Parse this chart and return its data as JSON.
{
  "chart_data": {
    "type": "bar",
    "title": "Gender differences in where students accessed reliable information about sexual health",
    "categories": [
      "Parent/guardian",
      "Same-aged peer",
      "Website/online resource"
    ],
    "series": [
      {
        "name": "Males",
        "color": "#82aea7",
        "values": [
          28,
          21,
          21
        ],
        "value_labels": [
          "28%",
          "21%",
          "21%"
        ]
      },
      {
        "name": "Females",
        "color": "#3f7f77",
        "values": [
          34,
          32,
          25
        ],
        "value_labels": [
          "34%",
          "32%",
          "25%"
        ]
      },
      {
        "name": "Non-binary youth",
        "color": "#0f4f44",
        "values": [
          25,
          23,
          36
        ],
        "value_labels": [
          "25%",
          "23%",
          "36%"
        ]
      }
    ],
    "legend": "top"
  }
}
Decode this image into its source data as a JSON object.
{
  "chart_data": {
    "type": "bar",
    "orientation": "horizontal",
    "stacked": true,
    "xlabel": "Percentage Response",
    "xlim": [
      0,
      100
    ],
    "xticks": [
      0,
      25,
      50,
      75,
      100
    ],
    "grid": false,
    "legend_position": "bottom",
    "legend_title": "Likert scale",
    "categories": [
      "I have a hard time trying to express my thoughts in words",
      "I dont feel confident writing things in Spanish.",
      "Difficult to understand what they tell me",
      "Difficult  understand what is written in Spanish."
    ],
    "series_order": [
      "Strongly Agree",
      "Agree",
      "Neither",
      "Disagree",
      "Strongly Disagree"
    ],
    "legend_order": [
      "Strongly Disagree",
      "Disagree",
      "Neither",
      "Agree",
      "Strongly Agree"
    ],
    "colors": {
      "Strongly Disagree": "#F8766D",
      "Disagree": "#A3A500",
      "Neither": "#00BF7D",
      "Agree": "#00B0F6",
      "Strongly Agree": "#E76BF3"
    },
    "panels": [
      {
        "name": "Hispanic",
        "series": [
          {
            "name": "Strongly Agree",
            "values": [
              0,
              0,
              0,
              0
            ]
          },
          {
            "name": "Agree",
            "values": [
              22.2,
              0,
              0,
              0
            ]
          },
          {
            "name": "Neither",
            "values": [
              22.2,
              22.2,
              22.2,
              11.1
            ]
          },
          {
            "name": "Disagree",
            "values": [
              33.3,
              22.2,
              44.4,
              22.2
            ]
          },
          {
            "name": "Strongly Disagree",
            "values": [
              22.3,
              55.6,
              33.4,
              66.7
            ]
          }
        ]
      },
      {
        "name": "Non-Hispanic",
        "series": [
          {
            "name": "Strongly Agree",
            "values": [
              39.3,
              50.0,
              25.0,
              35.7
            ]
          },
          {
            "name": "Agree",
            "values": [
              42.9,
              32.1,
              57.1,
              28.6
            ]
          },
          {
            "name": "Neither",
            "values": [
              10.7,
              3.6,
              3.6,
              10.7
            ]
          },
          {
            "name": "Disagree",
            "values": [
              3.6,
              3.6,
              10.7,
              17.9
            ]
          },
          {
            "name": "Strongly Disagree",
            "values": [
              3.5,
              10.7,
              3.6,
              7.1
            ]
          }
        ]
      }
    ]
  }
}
=-=-=
The exercise: Track down all lines above with the string "what" and copy them.

Answer to the problem:
      "Difficult to understand what they tell me",
      "Difficult  understand what is written in Spanish."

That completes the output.